TO DO:
Locate every line in the material below that has the word "date". Copy each of those lines.

========

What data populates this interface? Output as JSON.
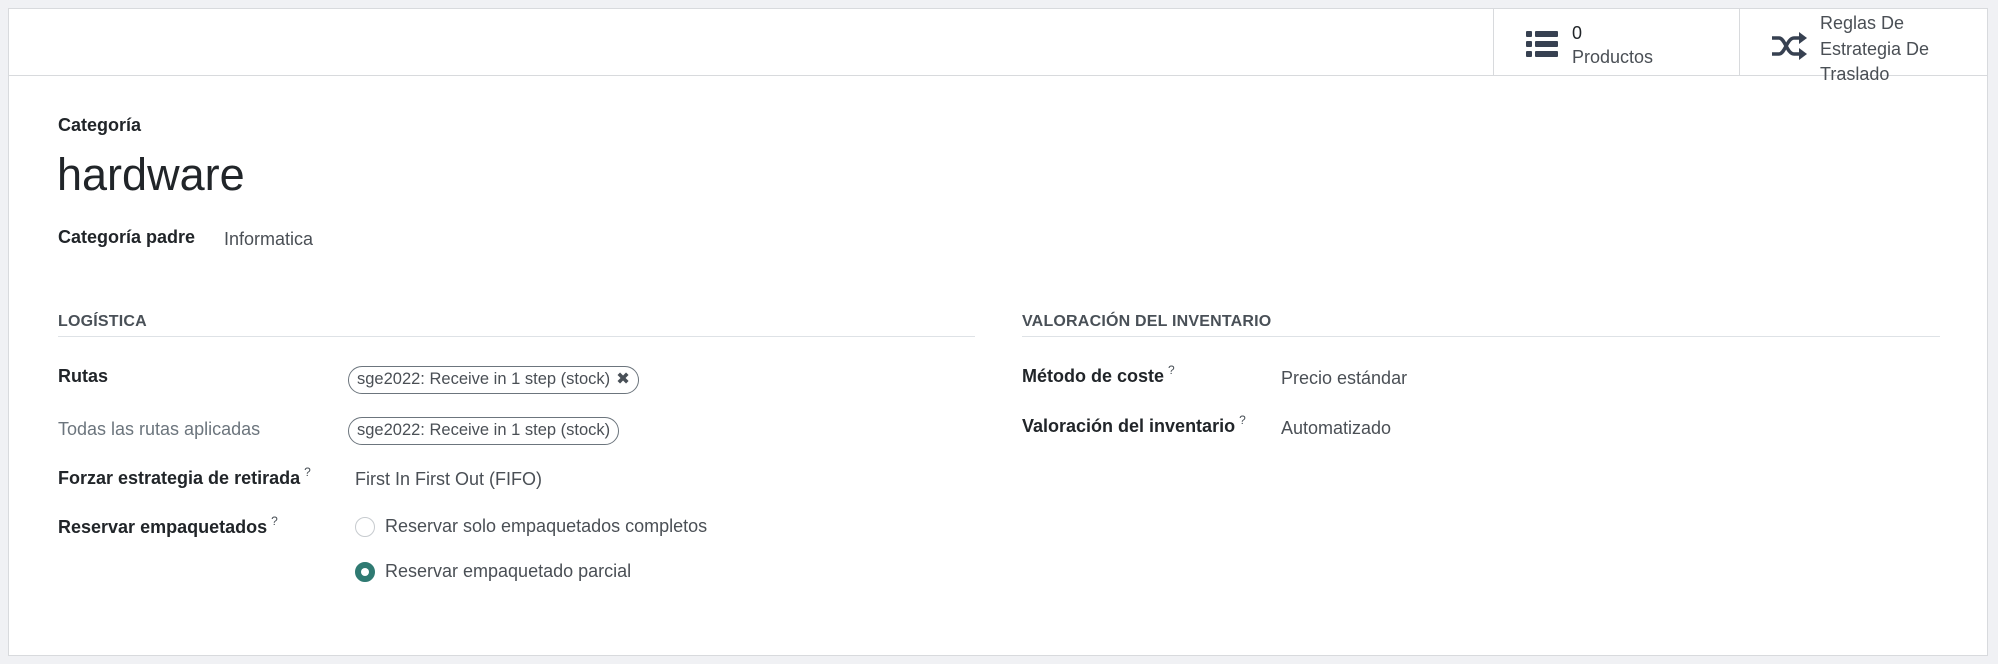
{
  "stat_buttons": {
    "products": {
      "value": "0",
      "label": "Productos",
      "icon": "list-icon"
    },
    "rules": {
      "label": "Reglas De Estrategia De Traslado",
      "icon": "shuffle-icon"
    }
  },
  "record": {
    "name_label": "Categoría",
    "name": "hardware",
    "parent_label": "Categoría padre",
    "parent_value": "Informatica"
  },
  "logistics": {
    "title": "LOGÍSTICA",
    "routes_label": "Rutas",
    "routes_tag": "sge2022: Receive in 1 step (stock)",
    "all_routes_label": "Todas las rutas aplicadas",
    "all_routes_tag": "sge2022: Receive in 1 step (stock)",
    "removal_label": "Forzar estrategia de retirada",
    "removal_value": "First In First Out (FIFO)",
    "packaging_label": "Reservar empaquetados",
    "packaging_options": [
      {
        "label": "Reservar solo empaquetados completos",
        "checked": false
      },
      {
        "label": "Reservar empaquetado parcial",
        "checked": true
      }
    ]
  },
  "valuation": {
    "title": "VALORACIÓN DEL INVENTARIO",
    "cost_method_label": "Método de coste",
    "cost_method_value": "Precio estándar",
    "inventory_valuation_label": "Valoración del inventario",
    "inventory_valuation_value": "Automatizado"
  },
  "help_mark": "?",
  "colors": {
    "accent": "#2f7a72",
    "text": "#212529",
    "muted": "#6c757d"
  }
}
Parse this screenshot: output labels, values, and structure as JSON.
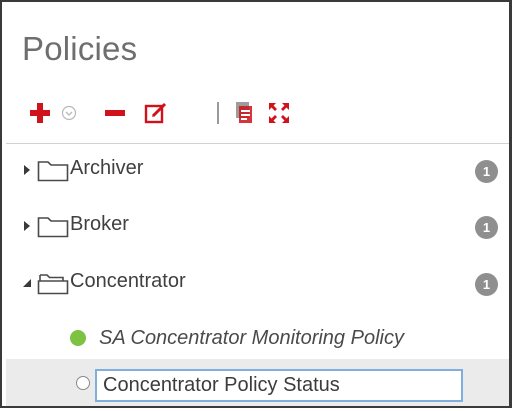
{
  "panel": {
    "title": "Policies"
  },
  "toolbar": {
    "add_icon": "plus-icon",
    "add_menu_icon": "chevron-down-circle-icon",
    "delete_icon": "minus-icon",
    "edit_icon": "edit-icon",
    "copy_icon": "duplicate-icon",
    "expand_icon": "expand-icon"
  },
  "tree": {
    "folders": [
      {
        "label": "Archiver",
        "count": "1",
        "expanded": false
      },
      {
        "label": "Broker",
        "count": "1",
        "expanded": false
      },
      {
        "label": "Concentrator",
        "count": "1",
        "expanded": true
      }
    ],
    "policies": [
      {
        "label": "SA Concentrator Monitoring Policy",
        "status": "enabled",
        "status_color": "#7dc242"
      }
    ],
    "new_policy": {
      "value": "Concentrator Policy Status",
      "status": "disabled"
    }
  },
  "colors": {
    "accent_red": "#d0121b",
    "selection_border": "#7fb0dd",
    "badge": "#8f8f8f"
  }
}
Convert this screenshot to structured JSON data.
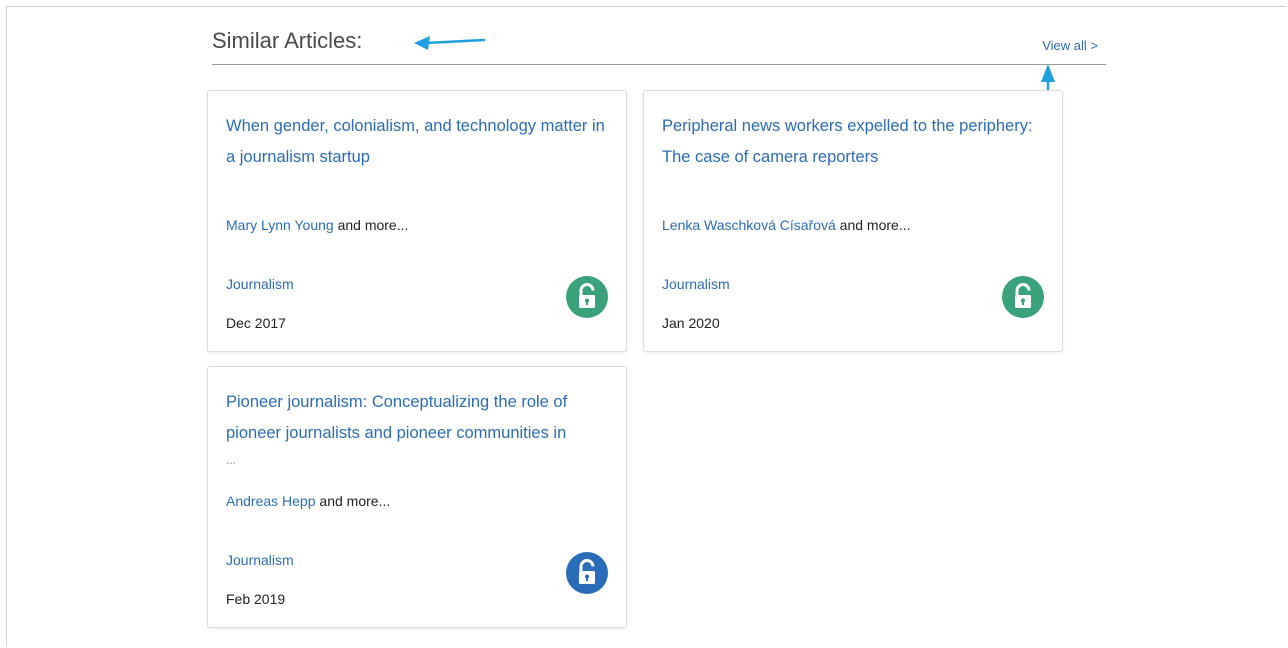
{
  "section": {
    "title": "Similar Articles:",
    "view_all": "View all >"
  },
  "colors": {
    "link": "#2b6cb8",
    "annotation_arrow": "#1ea0e0",
    "open_access_green": "#3aa27a",
    "open_access_blue": "#2b6cb8"
  },
  "articles": [
    {
      "title": "When gender, colonialism, and technology matter in a journalism startup",
      "ellipsis": "",
      "author": "Mary Lynn Young",
      "author_suffix": " and more...",
      "subject": "Journalism",
      "date": "Dec 2017",
      "icon": "open-lock-icon",
      "icon_color": "#3aa27a"
    },
    {
      "title": "Peripheral news workers expelled to the periphery: The case of camera reporters",
      "ellipsis": "",
      "author": "Lenka Waschková Císařová",
      "author_suffix": " and more...",
      "subject": "Journalism",
      "date": "Jan 2020",
      "icon": "open-lock-icon",
      "icon_color": "#3aa27a"
    },
    {
      "title": "Pioneer journalism: Conceptualizing the role of pioneer journalists and pioneer communities in",
      "ellipsis": "...",
      "author": "Andreas Hepp",
      "author_suffix": " and more...",
      "subject": "Journalism",
      "date": "Feb 2019",
      "icon": "open-lock-icon",
      "icon_color": "#2b6cb8"
    }
  ]
}
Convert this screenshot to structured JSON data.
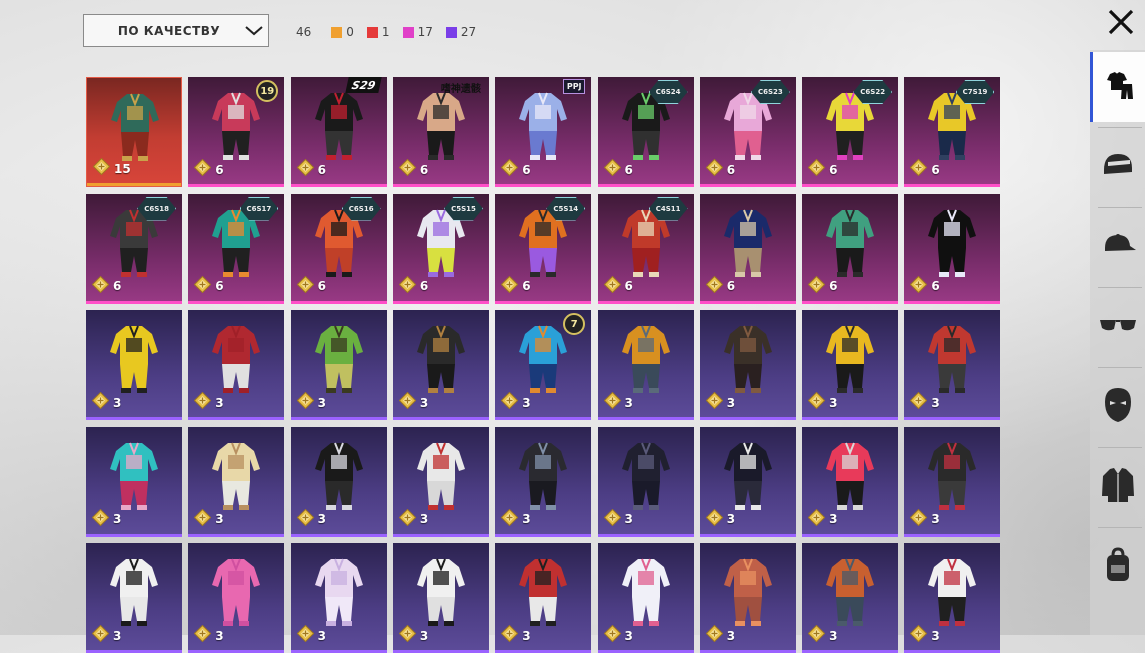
{
  "sort": {
    "label": "ПО КАЧЕСТВУ"
  },
  "counts": {
    "total": "46",
    "items": [
      {
        "value": "0",
        "color": "#f0a030"
      },
      {
        "value": "1",
        "color": "#e53a3a"
      },
      {
        "value": "17",
        "color": "#e040c8"
      },
      {
        "value": "27",
        "color": "#7a3ee8"
      }
    ]
  },
  "colors": {
    "accent": "#3256d6",
    "gold_bar": "#f0a030",
    "pink_bar": "#ff4fc8",
    "violet_bar": "#9b62ff"
  },
  "items": [
    {
      "rarity": "gold",
      "cost": "15",
      "badge": "",
      "btype": "",
      "palette": [
        "#2f6a5a",
        "#c9a24a",
        "#8a2a1e"
      ]
    },
    {
      "rarity": "pink",
      "cost": "6",
      "badge": "19",
      "btype": "circle",
      "palette": [
        "#c83a5a",
        "#e0e0e0",
        "#202020"
      ]
    },
    {
      "rarity": "pink",
      "cost": "6",
      "badge": "S29",
      "btype": "s29",
      "palette": [
        "#1a1a1a",
        "#c02030",
        "#333"
      ]
    },
    {
      "rarity": "pink",
      "cost": "6",
      "badge": "嗜神遗骸",
      "btype": "script",
      "palette": [
        "#d8a888",
        "#2a2a2a",
        "#1a1a1a"
      ]
    },
    {
      "rarity": "pink",
      "cost": "6",
      "badge": "PPJ",
      "btype": "tag",
      "palette": [
        "#9bb0e8",
        "#e8e8f8",
        "#6a7ad0"
      ]
    },
    {
      "rarity": "pink",
      "cost": "6",
      "badge": "C6S24",
      "btype": "hex",
      "palette": [
        "#1a1a1a",
        "#6acc6a",
        "#303030"
      ]
    },
    {
      "rarity": "pink",
      "cost": "6",
      "badge": "C6S23",
      "btype": "hex",
      "palette": [
        "#e8a8d8",
        "#f0d8e8",
        "#e06090"
      ]
    },
    {
      "rarity": "pink",
      "cost": "6",
      "badge": "C6S22",
      "btype": "hex",
      "palette": [
        "#e8d838",
        "#e040c0",
        "#202020"
      ]
    },
    {
      "rarity": "pink",
      "cost": "6",
      "badge": "C7S19",
      "btype": "hex",
      "palette": [
        "#e8c828",
        "#304060",
        "#1a2a4a"
      ]
    },
    {
      "rarity": "pink",
      "cost": "6",
      "badge": "C6S18",
      "btype": "hex",
      "palette": [
        "#3a3a3a",
        "#c03030",
        "#202020"
      ]
    },
    {
      "rarity": "pink",
      "cost": "6",
      "badge": "C6S17",
      "btype": "hex",
      "palette": [
        "#20a090",
        "#e88a30",
        "#202020"
      ]
    },
    {
      "rarity": "pink",
      "cost": "6",
      "badge": "C6S16",
      "btype": "hex",
      "palette": [
        "#e05a30",
        "#1a1a1a",
        "#c04028"
      ]
    },
    {
      "rarity": "pink",
      "cost": "6",
      "badge": "C5S15",
      "btype": "hex",
      "palette": [
        "#e8e8f0",
        "#9a6ae0",
        "#d8e040"
      ]
    },
    {
      "rarity": "pink",
      "cost": "6",
      "badge": "C5S14",
      "btype": "hex",
      "palette": [
        "#e07020",
        "#2a2a2a",
        "#9a5ae0"
      ]
    },
    {
      "rarity": "pink",
      "cost": "6",
      "badge": "C4S11",
      "btype": "hex",
      "palette": [
        "#c03a2a",
        "#e8d8b8",
        "#a02020"
      ]
    },
    {
      "rarity": "pink",
      "cost": "6",
      "badge": "",
      "btype": "",
      "palette": [
        "#1a2a6a",
        "#d8c8a8",
        "#a89070"
      ]
    },
    {
      "rarity": "pink",
      "cost": "6",
      "badge": "",
      "btype": "",
      "palette": [
        "#40a080",
        "#2a2a2a",
        "#1a1a1a"
      ]
    },
    {
      "rarity": "pink",
      "cost": "6",
      "badge": "",
      "btype": "",
      "palette": [
        "#101010",
        "#e8e8f8",
        "#101010"
      ]
    },
    {
      "rarity": "violet",
      "cost": "3",
      "badge": "",
      "btype": "",
      "palette": [
        "#e8c820",
        "#202020",
        "#e8c820"
      ]
    },
    {
      "rarity": "violet",
      "cost": "3",
      "badge": "",
      "btype": "",
      "palette": [
        "#b02830",
        "#a02028",
        "#e0e0e0"
      ]
    },
    {
      "rarity": "violet",
      "cost": "3",
      "badge": "",
      "btype": "",
      "palette": [
        "#6ab040",
        "#3a3a20",
        "#c0c060"
      ]
    },
    {
      "rarity": "violet",
      "cost": "3",
      "badge": "",
      "btype": "",
      "palette": [
        "#2a2a2a",
        "#b08040",
        "#1a1a1a"
      ]
    },
    {
      "rarity": "violet",
      "cost": "3",
      "badge": "7",
      "btype": "circle",
      "palette": [
        "#2aa0d8",
        "#e08a30",
        "#1a3a7a"
      ]
    },
    {
      "rarity": "violet",
      "cost": "3",
      "badge": "",
      "btype": "",
      "palette": [
        "#d89020",
        "#5a6a7a",
        "#3a4a5a"
      ]
    },
    {
      "rarity": "violet",
      "cost": "3",
      "badge": "",
      "btype": "",
      "palette": [
        "#3a3028",
        "#805a40",
        "#2a2020"
      ]
    },
    {
      "rarity": "violet",
      "cost": "3",
      "badge": "",
      "btype": "",
      "palette": [
        "#e8b820",
        "#2a2a2a",
        "#1a1a1a"
      ]
    },
    {
      "rarity": "violet",
      "cost": "3",
      "badge": "",
      "btype": "",
      "palette": [
        "#c03830",
        "#2a2a2a",
        "#3a3a3a"
      ]
    },
    {
      "rarity": "violet",
      "cost": "3",
      "badge": "",
      "btype": "",
      "palette": [
        "#30c0c0",
        "#e8a8c8",
        "#c03060"
      ]
    },
    {
      "rarity": "violet",
      "cost": "3",
      "badge": "",
      "btype": "",
      "palette": [
        "#e8d8a8",
        "#b89060",
        "#e8e8e0"
      ]
    },
    {
      "rarity": "violet",
      "cost": "3",
      "badge": "",
      "btype": "",
      "palette": [
        "#1a1a1a",
        "#d8d8e0",
        "#2a2a2a"
      ]
    },
    {
      "rarity": "violet",
      "cost": "3",
      "badge": "",
      "btype": "",
      "palette": [
        "#e8e8e8",
        "#c03030",
        "#d8d8d8"
      ]
    },
    {
      "rarity": "violet",
      "cost": "3",
      "badge": "",
      "btype": "",
      "palette": [
        "#2a2a30",
        "#8090a8",
        "#1a1a20"
      ]
    },
    {
      "rarity": "violet",
      "cost": "3",
      "badge": "",
      "btype": "",
      "palette": [
        "#202030",
        "#5a5a7a",
        "#1a1a2a"
      ]
    },
    {
      "rarity": "violet",
      "cost": "3",
      "badge": "",
      "btype": "",
      "palette": [
        "#1a1a2a",
        "#e8e8e8",
        "#2a2a3a"
      ]
    },
    {
      "rarity": "violet",
      "cost": "3",
      "badge": "",
      "btype": "",
      "palette": [
        "#e83a5a",
        "#d8d8d8",
        "#1a1a1a"
      ]
    },
    {
      "rarity": "violet",
      "cost": "3",
      "badge": "",
      "btype": "",
      "palette": [
        "#2a2a2a",
        "#c03040",
        "#3a3a3a"
      ]
    },
    {
      "rarity": "violet",
      "cost": "3",
      "badge": "",
      "btype": "",
      "palette": [
        "#f0f0f0",
        "#1a1a1a",
        "#e8e8e8"
      ]
    },
    {
      "rarity": "violet",
      "cost": "3",
      "badge": "",
      "btype": "",
      "palette": [
        "#e868b0",
        "#d050a0",
        "#e868b0"
      ]
    },
    {
      "rarity": "violet",
      "cost": "3",
      "badge": "",
      "btype": "",
      "palette": [
        "#e8d8f0",
        "#c8b0e0",
        "#f0e8f8"
      ]
    },
    {
      "rarity": "violet",
      "cost": "3",
      "badge": "",
      "btype": "",
      "palette": [
        "#f0f0f0",
        "#1a1a1a",
        "#e0e0e0"
      ]
    },
    {
      "rarity": "violet",
      "cost": "3",
      "badge": "",
      "btype": "",
      "palette": [
        "#c03030",
        "#202020",
        "#e8e8e8"
      ]
    },
    {
      "rarity": "violet",
      "cost": "3",
      "badge": "",
      "btype": "",
      "palette": [
        "#f0f0f8",
        "#e06090",
        "#f0f0f8"
      ]
    },
    {
      "rarity": "violet",
      "cost": "3",
      "badge": "",
      "btype": "",
      "palette": [
        "#c06048",
        "#e89060",
        "#a05040"
      ]
    },
    {
      "rarity": "violet",
      "cost": "3",
      "badge": "",
      "btype": "",
      "palette": [
        "#c86030",
        "#4a5a6a",
        "#3a4a5a"
      ]
    },
    {
      "rarity": "violet",
      "cost": "3",
      "badge": "",
      "btype": "",
      "palette": [
        "#f0f0f0",
        "#c03040",
        "#202020"
      ]
    }
  ],
  "sidebar": {
    "active": 0,
    "tabs": [
      {
        "icon": "outfit-icon"
      },
      {
        "icon": "helmet-icon"
      },
      {
        "icon": "cap-icon"
      },
      {
        "icon": "glasses-icon"
      },
      {
        "icon": "mask-icon"
      },
      {
        "icon": "jacket-icon"
      },
      {
        "icon": "backpack-icon"
      }
    ]
  }
}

========

RESULT:
      "date": "Dec 2017",
      "date": "Jan 2020",
      "date": "Feb 2019",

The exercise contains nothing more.